Fra luglio e settembre 2019, il mercato mondiale dei PC è cresciuto del 4,7% raggiungendo un volume pari a 70,9 milioni di unità spedite. È la crescita più elevata per il settore che si registra da inizio 2012. Il dato è stato pubblicato dall’agenzia di ricerche di mercato Canalys, che piazza Lenovo e HP ai primi due posti della classifica globale dei produttori di PC. Il primo ha spedito 17,3 milioni di unità nel periodo in esame, il secondo 16,7 milioni di unità. Dell è medaglia d’argenti con 12,1 milioni di PC consegnati, seguono Apple (quarta con 5,4 milioni di spedizioni) e Acer con 4,9 milioni.

Dati forniti:

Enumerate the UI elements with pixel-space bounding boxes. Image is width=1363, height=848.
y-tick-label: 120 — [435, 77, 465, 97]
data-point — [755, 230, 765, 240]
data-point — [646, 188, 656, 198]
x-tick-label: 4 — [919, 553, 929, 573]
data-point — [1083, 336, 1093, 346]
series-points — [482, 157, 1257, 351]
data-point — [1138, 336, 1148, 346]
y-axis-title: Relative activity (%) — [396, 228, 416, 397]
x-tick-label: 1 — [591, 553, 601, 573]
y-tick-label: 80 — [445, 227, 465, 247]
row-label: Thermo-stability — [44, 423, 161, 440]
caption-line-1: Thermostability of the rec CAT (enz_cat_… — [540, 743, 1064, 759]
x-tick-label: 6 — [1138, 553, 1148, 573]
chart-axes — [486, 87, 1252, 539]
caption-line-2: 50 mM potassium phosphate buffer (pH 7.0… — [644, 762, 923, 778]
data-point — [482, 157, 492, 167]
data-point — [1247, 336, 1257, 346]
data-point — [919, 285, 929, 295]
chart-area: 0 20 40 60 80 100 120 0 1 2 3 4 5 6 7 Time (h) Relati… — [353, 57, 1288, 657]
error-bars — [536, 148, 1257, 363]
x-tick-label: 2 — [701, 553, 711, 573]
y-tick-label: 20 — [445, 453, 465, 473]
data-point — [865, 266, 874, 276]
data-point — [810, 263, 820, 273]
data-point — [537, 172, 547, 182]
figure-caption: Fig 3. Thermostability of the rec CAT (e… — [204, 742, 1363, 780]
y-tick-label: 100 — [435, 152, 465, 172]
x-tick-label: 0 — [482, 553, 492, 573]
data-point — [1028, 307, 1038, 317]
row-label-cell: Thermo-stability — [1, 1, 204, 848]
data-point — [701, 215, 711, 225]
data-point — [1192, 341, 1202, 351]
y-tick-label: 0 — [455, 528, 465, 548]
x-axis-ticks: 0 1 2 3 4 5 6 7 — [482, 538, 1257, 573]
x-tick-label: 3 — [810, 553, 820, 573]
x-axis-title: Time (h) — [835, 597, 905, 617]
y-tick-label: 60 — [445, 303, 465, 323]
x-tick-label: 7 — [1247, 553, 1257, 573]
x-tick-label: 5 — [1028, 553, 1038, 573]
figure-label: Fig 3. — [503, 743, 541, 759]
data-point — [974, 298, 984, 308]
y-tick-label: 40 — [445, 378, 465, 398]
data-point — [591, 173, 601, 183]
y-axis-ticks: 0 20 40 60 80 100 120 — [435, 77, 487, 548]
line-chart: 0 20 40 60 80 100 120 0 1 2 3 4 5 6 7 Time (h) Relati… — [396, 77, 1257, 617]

Esercizi proposti:
1: Le affermazioni seguenti concordano con l'articolo sul mercato dei PC? Per ciascuna rispondi sì o no e cita le parole decisive dell'articolo. (a) Fra luglio e settembre 2019 nel mondo sono state spedite 70,9 milioni di unità. (b) HP ha spedito più unità di Lenovo. (c) La crescita del settore è la più alta da inizio 2012.
2: Prosegui l'articolo sul mercato dei PC partendo dopo la sua ultima frase.

Risposte attese:
1:
(a) Sì: «raggiungendo un volume pari a 70,9 milioni di unità spedite».
(b) No: «piazza Lenovo e HP ai primi due posti» e «Il primo ha spedito 17,3 milioni di unità nel periodo in esame, il secondo 16,7 milioni di unità».
(c) Sì: «È la crescita più elevata per il settore che si registra da inizio 2012».

2:
Fra i fattori che hanno contribuito all’aumento della domanda ci sono il passaggio obbligato a Windows 10 dato l’imminente blocco del supporto per Windows 7 e il quadro economico. Come esito dei dazi imposti dal Presidente Trump sui prodotti di importazione cinese, molti fornitori statunitensi stanno aumentando gli ordini per fare scorta. È ovvio che si tratta di un impatto temporaneo sui mercati, che oggi aiuta la catena di approvvigionamento dei PC, domani potrebbe penalizzarla. Ricordiamo che la data per il possibile aumento dei dazi è stata posticipata a dicembre, per questo Canalys prevede che il quadro non cambierà nel prossimo trimestre.

I dati dell’agenzia di ricerche di mercato Gartner sono più cauti. I suoi analisti calcolano un incremento delle spedizioni di PC pari all’1,1%. I motivi che adduce sono in parte condivisi con quelli snocciolati da Canalys. Windows 10 ha fatto certamente da locomotiva, ma l’analista Mikako Kitagawa di Gartner reputa che per il momento la guerra commerciale USA-Cina non abbia avuto un impatto significativo sulle spedizioni di PC. per entrambe le agenzie la classifica dei primi cinque produttori è identica.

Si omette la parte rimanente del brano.